/---

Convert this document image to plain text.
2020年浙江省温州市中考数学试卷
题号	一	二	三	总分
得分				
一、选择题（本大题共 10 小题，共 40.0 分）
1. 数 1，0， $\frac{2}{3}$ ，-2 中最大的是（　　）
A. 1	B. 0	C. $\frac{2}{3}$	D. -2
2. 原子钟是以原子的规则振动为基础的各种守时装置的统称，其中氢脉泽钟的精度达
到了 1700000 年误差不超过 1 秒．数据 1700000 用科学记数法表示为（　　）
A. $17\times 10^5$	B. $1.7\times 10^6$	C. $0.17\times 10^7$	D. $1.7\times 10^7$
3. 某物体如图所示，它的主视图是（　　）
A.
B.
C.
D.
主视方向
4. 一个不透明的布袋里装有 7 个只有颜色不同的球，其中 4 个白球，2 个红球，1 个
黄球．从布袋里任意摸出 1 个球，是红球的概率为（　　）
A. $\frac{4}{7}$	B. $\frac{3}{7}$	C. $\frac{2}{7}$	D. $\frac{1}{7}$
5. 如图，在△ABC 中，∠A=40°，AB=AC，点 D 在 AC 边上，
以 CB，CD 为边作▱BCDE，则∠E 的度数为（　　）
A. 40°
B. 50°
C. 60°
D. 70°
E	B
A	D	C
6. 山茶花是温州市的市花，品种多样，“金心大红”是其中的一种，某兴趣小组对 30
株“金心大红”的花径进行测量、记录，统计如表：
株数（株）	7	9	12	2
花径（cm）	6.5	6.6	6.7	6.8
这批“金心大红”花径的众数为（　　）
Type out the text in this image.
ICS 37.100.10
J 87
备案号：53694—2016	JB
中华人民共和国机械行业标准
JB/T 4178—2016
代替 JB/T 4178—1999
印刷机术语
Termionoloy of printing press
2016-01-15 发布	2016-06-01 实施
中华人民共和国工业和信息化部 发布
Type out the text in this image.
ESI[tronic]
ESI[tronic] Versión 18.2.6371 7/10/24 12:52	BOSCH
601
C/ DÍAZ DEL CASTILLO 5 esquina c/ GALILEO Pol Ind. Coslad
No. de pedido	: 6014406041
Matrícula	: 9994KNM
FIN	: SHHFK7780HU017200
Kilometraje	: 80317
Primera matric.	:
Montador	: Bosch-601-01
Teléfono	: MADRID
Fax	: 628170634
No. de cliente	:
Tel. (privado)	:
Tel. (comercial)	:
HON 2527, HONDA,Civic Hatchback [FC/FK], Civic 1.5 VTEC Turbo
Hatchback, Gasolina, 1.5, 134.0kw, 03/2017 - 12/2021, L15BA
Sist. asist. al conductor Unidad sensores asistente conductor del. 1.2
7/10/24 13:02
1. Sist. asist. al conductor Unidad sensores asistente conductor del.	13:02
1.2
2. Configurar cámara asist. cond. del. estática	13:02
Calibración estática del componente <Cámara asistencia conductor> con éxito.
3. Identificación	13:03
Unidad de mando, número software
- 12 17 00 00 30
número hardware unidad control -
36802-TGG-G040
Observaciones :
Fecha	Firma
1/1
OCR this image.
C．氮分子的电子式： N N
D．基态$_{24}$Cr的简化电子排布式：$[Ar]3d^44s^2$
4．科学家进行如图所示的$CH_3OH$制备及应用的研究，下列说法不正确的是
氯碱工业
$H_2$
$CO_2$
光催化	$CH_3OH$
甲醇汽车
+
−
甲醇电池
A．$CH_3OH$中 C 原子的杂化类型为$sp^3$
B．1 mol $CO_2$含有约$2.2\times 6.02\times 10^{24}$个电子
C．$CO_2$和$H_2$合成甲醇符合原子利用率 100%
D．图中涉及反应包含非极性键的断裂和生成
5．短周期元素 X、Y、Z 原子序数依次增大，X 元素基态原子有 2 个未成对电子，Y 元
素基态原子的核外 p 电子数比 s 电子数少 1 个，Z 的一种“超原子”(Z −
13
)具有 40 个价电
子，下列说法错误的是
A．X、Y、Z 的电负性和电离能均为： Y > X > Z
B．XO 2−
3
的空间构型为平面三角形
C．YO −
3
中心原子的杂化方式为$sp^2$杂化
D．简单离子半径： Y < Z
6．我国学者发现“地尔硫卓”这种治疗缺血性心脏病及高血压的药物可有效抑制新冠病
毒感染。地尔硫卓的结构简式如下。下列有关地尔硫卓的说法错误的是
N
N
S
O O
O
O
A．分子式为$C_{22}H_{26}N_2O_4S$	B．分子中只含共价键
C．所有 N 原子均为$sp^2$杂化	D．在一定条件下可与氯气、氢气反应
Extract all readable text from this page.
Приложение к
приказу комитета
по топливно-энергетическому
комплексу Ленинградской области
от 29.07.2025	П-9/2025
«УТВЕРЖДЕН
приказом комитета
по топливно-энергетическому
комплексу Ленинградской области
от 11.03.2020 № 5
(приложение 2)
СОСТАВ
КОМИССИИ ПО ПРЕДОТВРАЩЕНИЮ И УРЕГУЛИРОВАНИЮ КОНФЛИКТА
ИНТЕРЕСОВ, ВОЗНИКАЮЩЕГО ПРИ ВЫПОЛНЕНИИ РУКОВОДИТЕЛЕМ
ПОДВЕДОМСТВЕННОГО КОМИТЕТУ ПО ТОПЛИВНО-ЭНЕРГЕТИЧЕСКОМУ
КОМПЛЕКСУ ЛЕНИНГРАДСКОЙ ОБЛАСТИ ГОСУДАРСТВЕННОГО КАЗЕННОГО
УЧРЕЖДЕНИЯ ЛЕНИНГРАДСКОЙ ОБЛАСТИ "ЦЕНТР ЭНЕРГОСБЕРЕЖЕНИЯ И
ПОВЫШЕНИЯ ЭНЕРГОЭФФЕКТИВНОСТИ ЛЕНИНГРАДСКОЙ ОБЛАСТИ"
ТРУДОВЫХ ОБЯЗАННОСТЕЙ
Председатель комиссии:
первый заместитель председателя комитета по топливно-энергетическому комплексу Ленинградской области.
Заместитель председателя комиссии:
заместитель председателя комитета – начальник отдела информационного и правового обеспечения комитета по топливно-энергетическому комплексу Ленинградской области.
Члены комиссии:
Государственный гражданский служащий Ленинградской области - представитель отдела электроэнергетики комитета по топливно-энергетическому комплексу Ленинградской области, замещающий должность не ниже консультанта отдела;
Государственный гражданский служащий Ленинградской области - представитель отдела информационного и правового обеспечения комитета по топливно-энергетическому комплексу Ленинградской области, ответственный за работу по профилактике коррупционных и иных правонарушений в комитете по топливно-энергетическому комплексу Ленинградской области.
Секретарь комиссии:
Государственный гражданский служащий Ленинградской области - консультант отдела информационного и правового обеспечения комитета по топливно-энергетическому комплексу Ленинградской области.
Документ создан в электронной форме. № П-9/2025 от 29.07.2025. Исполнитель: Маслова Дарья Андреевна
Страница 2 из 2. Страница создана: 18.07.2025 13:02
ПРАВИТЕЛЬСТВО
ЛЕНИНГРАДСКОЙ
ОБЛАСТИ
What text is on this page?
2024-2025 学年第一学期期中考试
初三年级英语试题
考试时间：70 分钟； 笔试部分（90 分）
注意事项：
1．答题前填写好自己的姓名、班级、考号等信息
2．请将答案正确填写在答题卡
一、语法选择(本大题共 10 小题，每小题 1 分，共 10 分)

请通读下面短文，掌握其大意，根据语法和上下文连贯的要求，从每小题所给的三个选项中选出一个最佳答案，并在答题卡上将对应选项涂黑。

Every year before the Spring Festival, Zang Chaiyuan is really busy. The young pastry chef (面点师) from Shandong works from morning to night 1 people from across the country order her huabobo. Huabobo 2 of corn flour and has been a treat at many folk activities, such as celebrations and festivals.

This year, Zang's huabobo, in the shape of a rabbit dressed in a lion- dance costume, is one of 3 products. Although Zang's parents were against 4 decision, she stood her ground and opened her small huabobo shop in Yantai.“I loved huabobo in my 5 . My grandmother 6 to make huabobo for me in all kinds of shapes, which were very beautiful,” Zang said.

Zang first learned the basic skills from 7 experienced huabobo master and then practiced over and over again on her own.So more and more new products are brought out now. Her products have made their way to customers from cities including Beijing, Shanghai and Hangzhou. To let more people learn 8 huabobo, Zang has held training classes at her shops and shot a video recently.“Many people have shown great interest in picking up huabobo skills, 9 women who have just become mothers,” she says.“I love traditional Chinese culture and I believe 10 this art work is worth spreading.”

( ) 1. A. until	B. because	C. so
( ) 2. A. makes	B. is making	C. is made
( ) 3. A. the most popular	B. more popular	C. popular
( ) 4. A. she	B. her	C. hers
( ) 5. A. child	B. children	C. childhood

\---

◆ **TASK TO COMPLETE**
From the records above, work out how many lines contain the string "times". Give only the number.

◆ **SOLUTION TO THIS PROBLEM**
2